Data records

===============

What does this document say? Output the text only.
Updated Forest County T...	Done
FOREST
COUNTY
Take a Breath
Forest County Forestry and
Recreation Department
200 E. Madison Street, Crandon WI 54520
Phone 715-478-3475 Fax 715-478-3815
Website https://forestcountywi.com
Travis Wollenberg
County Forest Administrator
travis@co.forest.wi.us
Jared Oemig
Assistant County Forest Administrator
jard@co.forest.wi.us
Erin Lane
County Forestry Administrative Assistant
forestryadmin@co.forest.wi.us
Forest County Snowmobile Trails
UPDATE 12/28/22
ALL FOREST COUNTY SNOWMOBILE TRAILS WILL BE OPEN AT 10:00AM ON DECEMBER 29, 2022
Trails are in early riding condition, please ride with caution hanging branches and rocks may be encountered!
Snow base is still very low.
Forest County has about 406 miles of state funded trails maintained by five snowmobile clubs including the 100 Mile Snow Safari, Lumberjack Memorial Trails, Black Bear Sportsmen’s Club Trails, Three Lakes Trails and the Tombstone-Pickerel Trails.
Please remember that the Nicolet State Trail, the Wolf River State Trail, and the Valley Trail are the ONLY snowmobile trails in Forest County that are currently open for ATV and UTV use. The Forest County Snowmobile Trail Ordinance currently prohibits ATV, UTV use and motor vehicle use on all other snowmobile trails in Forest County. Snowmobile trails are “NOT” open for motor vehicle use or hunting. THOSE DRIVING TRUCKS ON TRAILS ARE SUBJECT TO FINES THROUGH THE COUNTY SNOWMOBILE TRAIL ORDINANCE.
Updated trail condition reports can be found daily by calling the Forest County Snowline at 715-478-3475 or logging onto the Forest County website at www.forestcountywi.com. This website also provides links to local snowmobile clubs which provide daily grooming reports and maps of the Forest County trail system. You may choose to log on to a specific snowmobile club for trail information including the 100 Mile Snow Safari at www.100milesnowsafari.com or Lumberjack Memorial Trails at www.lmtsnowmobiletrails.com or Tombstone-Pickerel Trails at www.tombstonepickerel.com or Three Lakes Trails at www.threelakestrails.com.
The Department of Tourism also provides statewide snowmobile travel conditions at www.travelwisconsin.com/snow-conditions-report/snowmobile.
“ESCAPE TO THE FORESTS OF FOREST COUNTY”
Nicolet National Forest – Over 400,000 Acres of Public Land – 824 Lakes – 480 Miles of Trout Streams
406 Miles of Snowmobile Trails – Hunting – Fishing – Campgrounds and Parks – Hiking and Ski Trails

===============

-- Work instructions --
Give every line of the material again, exactly as it reads.

-- Task answer --
What does this document say? Output the text only.
Updated Forest County T...	Done
FOREST
COUNTY
Take a Breath
Forest County Forestry and
Recreation Department
200 E. Madison Street, Crandon WI 54520
Phone 715-478-3475 Fax 715-478-3815
Website https://forestcountywi.com
Travis Wollenberg
County Forest Administrator
travis@co.forest.wi.us
Jared Oemig
Assistant County Forest Administrator
jard@co.forest.wi.us
Erin Lane
County Forestry Administrative Assistant
forestryadmin@co.forest.wi.us
Forest County Snowmobile Trails
UPDATE 12/28/22
ALL FOREST COUNTY SNOWMOBILE TRAILS WILL BE OPEN AT 10:00AM ON DECEMBER 29, 2022
Trails are in early riding condition, please ride with caution hanging branches and rocks may be encountered!
Snow base is still very low.
Forest County has about 406 miles of state funded trails maintained by five snowmobile clubs including the 100 Mile Snow Safari, Lumberjack Memorial Trails, Black Bear Sportsmen’s Club Trails, Three Lakes Trails and the Tombstone-Pickerel Trails.
Please remember that the Nicolet State Trail, the Wolf River State Trail, and the Valley Trail are the ONLY snowmobile trails in Forest County that are currently open for ATV and UTV use. The Forest County Snowmobile Trail Ordinance currently prohibits ATV, UTV use and motor vehicle use on all other snowmobile trails in Forest County. Snowmobile trails are “NOT” open for motor vehicle use or hunting. THOSE DRIVING TRUCKS ON TRAILS ARE SUBJECT TO FINES THROUGH THE COUNTY SNOWMOBILE TRAIL ORDINANCE.
Updated trail condition reports can be found daily by calling the Forest County Snowline at 715-478-3475 or logging onto the Forest County website at www.forestcountywi.com. This website also provides links to local snowmobile clubs which provide daily grooming reports and maps of the Forest County trail system. You may choose to log on to a specific snowmobile club for trail information including the 100 Mile Snow Safari at www.100milesnowsafari.com or Lumberjack Memorial Trails at www.lmtsnowmobiletrails.com or Tombstone-Pickerel Trails at www.tombstonepickerel.com or Three Lakes Trails at www.threelakestrails.com.
The Department of Tourism also provides statewide snowmobile travel conditions at www.travelwisconsin.com/snow-conditions-report/snowmobile.
“ESCAPE TO THE FORESTS OF FOREST COUNTY”
Nicolet National Forest – Over 400,000 Acres of Public Land – 824 Lakes – 480 Miles of Trout Streams
406 Miles of Snowmobile Trails – Hunting – Fishing – Campgrounds and Parks – Hiking and Ski Trails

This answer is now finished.